— Begin —

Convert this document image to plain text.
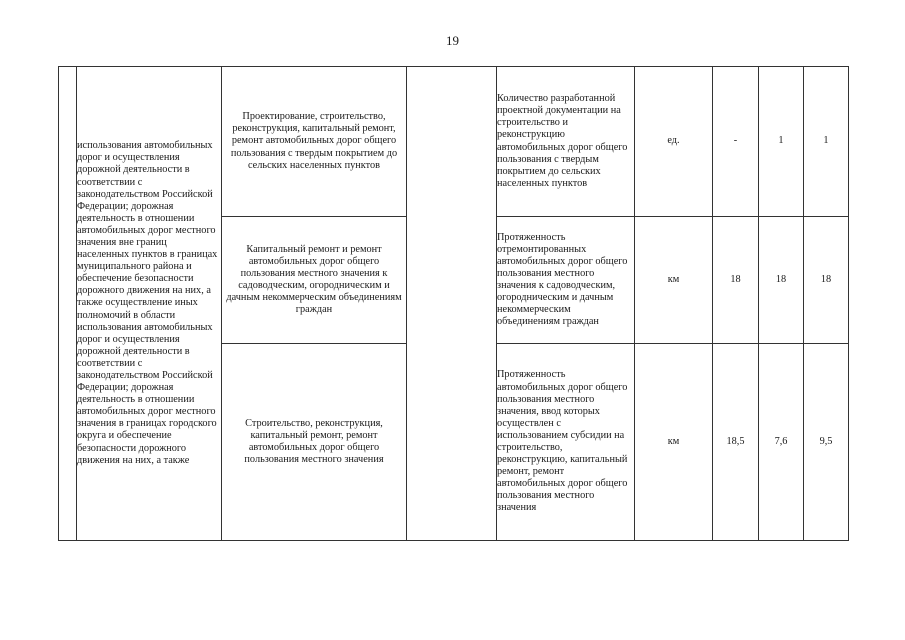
19
	использования автомобильных дорог и осуществления дорожной деятельности в соответствии с законодательством Российской Федерации; дорожная деятельность в отношении автомобильных дорог местного значения вне границ населенных пунктов в границах муниципального района и обеспечение безопасности дорожного движения на них, а также осуществление иных полномочий в области использования автомобильных дорог и осуществления дорожной деятельности в соответствии с законодательством Российской Федерации; дорожная деятельность в отношении автомобильных дорог местного значения в границах городского округа и обеспечение безопасности дорожного движения на них, а также	Проектирование, строительство, реконструкция, капитальный ремонт, ремонт автомобильных дорог общего пользования с твердым покрытием до сельских населенных пунктов		Количество разработанной проектной документации на строительство и реконструкцию автомобильных дорог общего пользования с твердым покрытием до сельских населенных пунктов	ед.	-	1	1
		Капитальный ремонт и ремонт автомобильных дорог общего пользования местного значения к садоводческим, огородническим и дачным некоммерческим объединениям граждан		Протяженность отремонтированных автомобильных дорог общего пользования местного значения к садоводческим, огородническим и дачным некоммерческим объединениям граждан	км	18	18	18
		Строительство, реконструкция, капитальный ремонт, ремонт автомобильных дорог общего пользования местного значения		Протяженность автомобильных дорог общего пользования местного значения, ввод которых осуществлен с использованием субсидии на строительство, реконструкцию, капитальный ремонт, ремонт автомобильных дорог общего пользования местного значения	км	18,5	7,6	9,5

— End —

#### GOAL
Without including any pictures, output all the entries above exactly.

#### SOLUTION BELOW
Convert this document image to plain text.
19
	использования автомобильных дорог и осуществления дорожной деятельности в соответствии с законодательством Российской Федерации; дорожная деятельность в отношении автомобильных дорог местного значения вне границ населенных пунктов в границах муниципального района и обеспечение безопасности дорожного движения на них, а также осуществление иных полномочий в области использования автомобильных дорог и осуществления дорожной деятельности в соответствии с законодательством Российской Федерации; дорожная деятельность в отношении автомобильных дорог местного значения в границах городского округа и обеспечение безопасности дорожного движения на них, а также	Проектирование, строительство, реконструкция, капитальный ремонт, ремонт автомобильных дорог общего пользования с твердым покрытием до сельских населенных пунктов		Количество разработанной проектной документации на строительство и реконструкцию автомобильных дорог общего пользования с твердым покрытием до сельских населенных пунктов	ед.	-	1	1
		Капитальный ремонт и ремонт автомобильных дорог общего пользования местного значения к садоводческим, огородническим и дачным некоммерческим объединениям граждан		Протяженность отремонтированных автомобильных дорог общего пользования местного значения к садоводческим, огородническим и дачным некоммерческим объединениям граждан	км	18	18	18
		Строительство, реконструкция, капитальный ремонт, ремонт автомобильных дорог общего пользования местного значения		Протяженность автомобильных дорог общего пользования местного значения, ввод которых осуществлен с использованием субсидии на строительство, реконструкцию, капитальный ремонт, ремонт автомобильных дорог общего пользования местного значения	км	18,5	7,6	9,5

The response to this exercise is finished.